### REQUIRED WORK
Answer these questions about the liability clause:
1. Under which act is SysteMedical providing rights of use to the facility as a COVID-19 countermeasure?
2. For what kind of treatment other than COVID-19 does the clause permit the facility to make use under the agreement?
3. With what warranty is TNS made available to the facility?

### PASSAGE TO READ

——————————

9. LIMITATION OF LIABILITY. SYSTEMEDICAL IS PROVIDING RIGHTS OF USE TO FACILITY AS A COVID-19 COUNTERMEASURE UNDER THE “COVID 19-DECLARATION” BY THE SECRETARY OF HEALTH AND HUMAN SERVICES PURSUANT TO THE PUBLIC READINESS AND EMERGENCY PREPAREDNESS ACT 42 USC 247D-6D. FACILITY IS PERMITTED TO MAKE USE UNDER THIS AGREEMENT FOR NON COVID-19 THERAPEUTIC TREATEMENT. HOWEVER, SYSTEMEDICAL SHALL NOT BE LIABLE FOR ANY INCIDENTAL OR CONSEQUENTIAL DAMAGES FOR BREACH OF ANY EXPRESS OR IMPLIED WARRANTY, BREACH OF CONTRACT, NEGLIGENCE, STRICT LIABILITY OR UNDER ANY OTHER LEGAL THEORY RELATED TO TNS, ITS USE OR ADMINISTRATION, INCLUDING, BUT NOT LIMITED TO, ANY DAMAGES ARISING OUT OF ITS USE, OR MISUSE, TO THE FULLEST EXTENT PERMITTED BY LAW. TNS IS MADE AVAILABLE TO FACILITY WITHOUT ANY WARRANTY, EXPRESS OR IMPLIED. IN NO EVENT SHALL FACILITY NAME, SEEK TO HOLD ANY OF THE OFFICERS, DIRECTORS, EMPLOYEES OR AGENTS OF SYSTEMEDICAL PERSONALLY LIABLE FOR ANY ACTS OR OMISSIONS ARISING FROM OR RELATING TO THE USE OF TNS OR THIS AGREEMENT. FACILITY SHALL INDEMNIFY, DEFEND, AND HOLD HARMLESS SYSTEMEDICAL AND IS OFFICERS, DIRECTORS, AND EMPLOYEES AND AGENTS FROM ANY CLAIMS, DEMANDS, SUITS, OR ACTIONS ARISING FROM OR RELATING TO THE USE OF TNS.

——————————

(Entries taken from a collection)
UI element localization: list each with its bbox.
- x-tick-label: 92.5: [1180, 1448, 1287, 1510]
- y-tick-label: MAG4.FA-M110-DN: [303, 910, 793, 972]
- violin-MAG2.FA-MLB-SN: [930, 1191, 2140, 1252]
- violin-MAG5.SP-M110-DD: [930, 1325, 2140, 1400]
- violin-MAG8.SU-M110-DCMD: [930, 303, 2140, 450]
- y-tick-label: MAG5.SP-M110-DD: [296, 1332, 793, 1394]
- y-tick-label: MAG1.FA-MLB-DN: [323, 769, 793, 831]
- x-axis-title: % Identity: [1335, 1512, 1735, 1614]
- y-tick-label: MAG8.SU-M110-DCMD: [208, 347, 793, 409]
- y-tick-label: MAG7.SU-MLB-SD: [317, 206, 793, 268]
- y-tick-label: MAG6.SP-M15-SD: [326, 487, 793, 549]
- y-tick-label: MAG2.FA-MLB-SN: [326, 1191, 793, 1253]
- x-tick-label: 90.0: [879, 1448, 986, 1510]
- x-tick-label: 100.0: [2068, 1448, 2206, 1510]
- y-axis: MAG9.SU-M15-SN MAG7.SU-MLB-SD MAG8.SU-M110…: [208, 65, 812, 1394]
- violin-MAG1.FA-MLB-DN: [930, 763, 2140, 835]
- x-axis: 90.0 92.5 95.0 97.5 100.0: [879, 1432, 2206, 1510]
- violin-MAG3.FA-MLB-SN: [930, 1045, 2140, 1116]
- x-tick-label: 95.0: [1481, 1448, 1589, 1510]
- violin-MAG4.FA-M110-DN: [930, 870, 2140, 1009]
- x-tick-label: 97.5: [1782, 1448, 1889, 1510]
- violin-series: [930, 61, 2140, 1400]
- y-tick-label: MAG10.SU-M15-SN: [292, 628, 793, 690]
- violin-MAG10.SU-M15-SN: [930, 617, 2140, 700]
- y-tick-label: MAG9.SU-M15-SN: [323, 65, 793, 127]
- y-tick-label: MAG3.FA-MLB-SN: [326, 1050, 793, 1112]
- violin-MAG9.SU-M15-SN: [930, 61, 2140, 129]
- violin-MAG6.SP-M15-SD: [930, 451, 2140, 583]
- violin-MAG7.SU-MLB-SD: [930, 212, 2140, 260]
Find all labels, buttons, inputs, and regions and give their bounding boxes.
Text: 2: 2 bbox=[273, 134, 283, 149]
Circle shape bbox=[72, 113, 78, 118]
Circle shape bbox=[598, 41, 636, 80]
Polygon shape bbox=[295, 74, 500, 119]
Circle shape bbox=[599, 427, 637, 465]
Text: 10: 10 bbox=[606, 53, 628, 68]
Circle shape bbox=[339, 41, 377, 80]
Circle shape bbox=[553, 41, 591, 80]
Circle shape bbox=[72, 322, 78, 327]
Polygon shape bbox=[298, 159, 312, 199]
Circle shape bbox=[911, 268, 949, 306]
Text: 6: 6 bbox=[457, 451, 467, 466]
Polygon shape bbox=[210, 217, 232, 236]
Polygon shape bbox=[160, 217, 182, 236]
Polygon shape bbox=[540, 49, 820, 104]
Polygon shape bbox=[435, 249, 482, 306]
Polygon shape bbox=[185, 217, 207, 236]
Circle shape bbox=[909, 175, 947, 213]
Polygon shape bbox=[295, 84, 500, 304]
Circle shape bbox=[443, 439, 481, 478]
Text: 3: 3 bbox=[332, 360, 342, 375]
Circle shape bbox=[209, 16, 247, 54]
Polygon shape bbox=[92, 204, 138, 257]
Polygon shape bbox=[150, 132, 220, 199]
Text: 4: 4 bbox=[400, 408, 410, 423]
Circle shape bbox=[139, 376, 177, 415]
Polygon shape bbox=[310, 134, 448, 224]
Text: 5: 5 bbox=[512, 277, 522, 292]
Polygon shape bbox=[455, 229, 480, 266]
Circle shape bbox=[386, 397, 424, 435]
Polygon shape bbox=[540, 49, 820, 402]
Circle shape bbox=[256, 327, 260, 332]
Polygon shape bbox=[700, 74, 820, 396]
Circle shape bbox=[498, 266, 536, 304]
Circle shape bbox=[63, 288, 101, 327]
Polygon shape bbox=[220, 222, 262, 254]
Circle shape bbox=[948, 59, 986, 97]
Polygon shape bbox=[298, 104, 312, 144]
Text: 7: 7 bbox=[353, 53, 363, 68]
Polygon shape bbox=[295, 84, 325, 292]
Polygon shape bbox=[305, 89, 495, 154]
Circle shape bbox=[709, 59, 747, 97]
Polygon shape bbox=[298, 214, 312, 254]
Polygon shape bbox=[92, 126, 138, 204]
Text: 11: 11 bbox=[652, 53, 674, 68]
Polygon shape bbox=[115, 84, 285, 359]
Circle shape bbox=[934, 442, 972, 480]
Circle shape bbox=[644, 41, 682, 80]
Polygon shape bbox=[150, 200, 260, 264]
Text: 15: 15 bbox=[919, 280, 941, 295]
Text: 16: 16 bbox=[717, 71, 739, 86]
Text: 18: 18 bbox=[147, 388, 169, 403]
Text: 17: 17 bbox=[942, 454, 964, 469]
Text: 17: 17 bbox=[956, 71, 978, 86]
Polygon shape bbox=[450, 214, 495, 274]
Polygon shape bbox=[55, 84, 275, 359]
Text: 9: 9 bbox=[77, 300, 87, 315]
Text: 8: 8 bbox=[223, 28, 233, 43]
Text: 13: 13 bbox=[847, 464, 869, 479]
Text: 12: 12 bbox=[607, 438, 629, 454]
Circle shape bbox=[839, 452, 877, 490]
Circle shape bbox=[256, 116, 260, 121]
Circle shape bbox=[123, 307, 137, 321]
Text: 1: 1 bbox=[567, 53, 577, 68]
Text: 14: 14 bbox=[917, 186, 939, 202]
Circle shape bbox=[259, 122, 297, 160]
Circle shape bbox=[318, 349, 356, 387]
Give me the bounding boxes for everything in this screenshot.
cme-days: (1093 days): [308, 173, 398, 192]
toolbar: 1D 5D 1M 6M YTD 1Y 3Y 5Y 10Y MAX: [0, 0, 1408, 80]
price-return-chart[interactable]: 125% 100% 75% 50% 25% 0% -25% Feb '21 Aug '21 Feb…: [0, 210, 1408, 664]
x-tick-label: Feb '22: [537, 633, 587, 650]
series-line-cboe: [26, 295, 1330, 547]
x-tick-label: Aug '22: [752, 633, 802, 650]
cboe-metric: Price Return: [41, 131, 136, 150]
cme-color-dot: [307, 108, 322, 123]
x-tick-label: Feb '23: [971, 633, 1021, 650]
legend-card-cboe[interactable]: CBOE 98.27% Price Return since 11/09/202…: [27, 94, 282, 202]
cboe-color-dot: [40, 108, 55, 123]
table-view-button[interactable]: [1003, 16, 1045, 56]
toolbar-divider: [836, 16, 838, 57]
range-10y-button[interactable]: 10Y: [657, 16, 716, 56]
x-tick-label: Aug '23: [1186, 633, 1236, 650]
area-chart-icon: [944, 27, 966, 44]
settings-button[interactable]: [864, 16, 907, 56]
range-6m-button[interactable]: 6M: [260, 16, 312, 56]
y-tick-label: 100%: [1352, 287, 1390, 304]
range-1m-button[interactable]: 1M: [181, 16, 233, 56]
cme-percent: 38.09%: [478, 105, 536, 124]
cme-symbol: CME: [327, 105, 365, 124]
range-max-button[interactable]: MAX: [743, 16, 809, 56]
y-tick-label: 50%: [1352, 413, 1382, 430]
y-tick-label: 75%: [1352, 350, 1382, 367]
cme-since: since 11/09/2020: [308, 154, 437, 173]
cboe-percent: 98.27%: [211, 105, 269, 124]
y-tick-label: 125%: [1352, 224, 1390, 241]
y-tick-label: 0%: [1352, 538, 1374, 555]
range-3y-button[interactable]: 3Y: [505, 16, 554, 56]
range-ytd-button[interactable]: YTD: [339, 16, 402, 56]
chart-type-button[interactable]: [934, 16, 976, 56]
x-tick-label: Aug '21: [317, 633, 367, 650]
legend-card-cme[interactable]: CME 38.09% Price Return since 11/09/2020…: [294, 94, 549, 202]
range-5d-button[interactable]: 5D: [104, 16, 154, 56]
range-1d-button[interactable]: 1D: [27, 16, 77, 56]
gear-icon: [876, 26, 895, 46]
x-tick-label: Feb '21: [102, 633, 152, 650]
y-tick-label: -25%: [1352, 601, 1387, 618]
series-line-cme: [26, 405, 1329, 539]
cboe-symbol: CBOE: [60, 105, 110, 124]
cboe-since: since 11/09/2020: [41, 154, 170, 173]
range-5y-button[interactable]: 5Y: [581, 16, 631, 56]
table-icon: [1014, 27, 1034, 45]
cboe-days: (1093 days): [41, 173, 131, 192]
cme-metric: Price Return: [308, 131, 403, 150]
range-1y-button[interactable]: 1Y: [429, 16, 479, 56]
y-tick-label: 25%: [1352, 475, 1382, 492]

——————————

### ANSWER TO THIS PROBLEM
1. The Public Readiness and Emergency Preparedness Act, 42 USC 247D-6D.
2. Non-COVID-19 therapeutic treatment.
3. None: TNS is made available without any warranty, express or implied.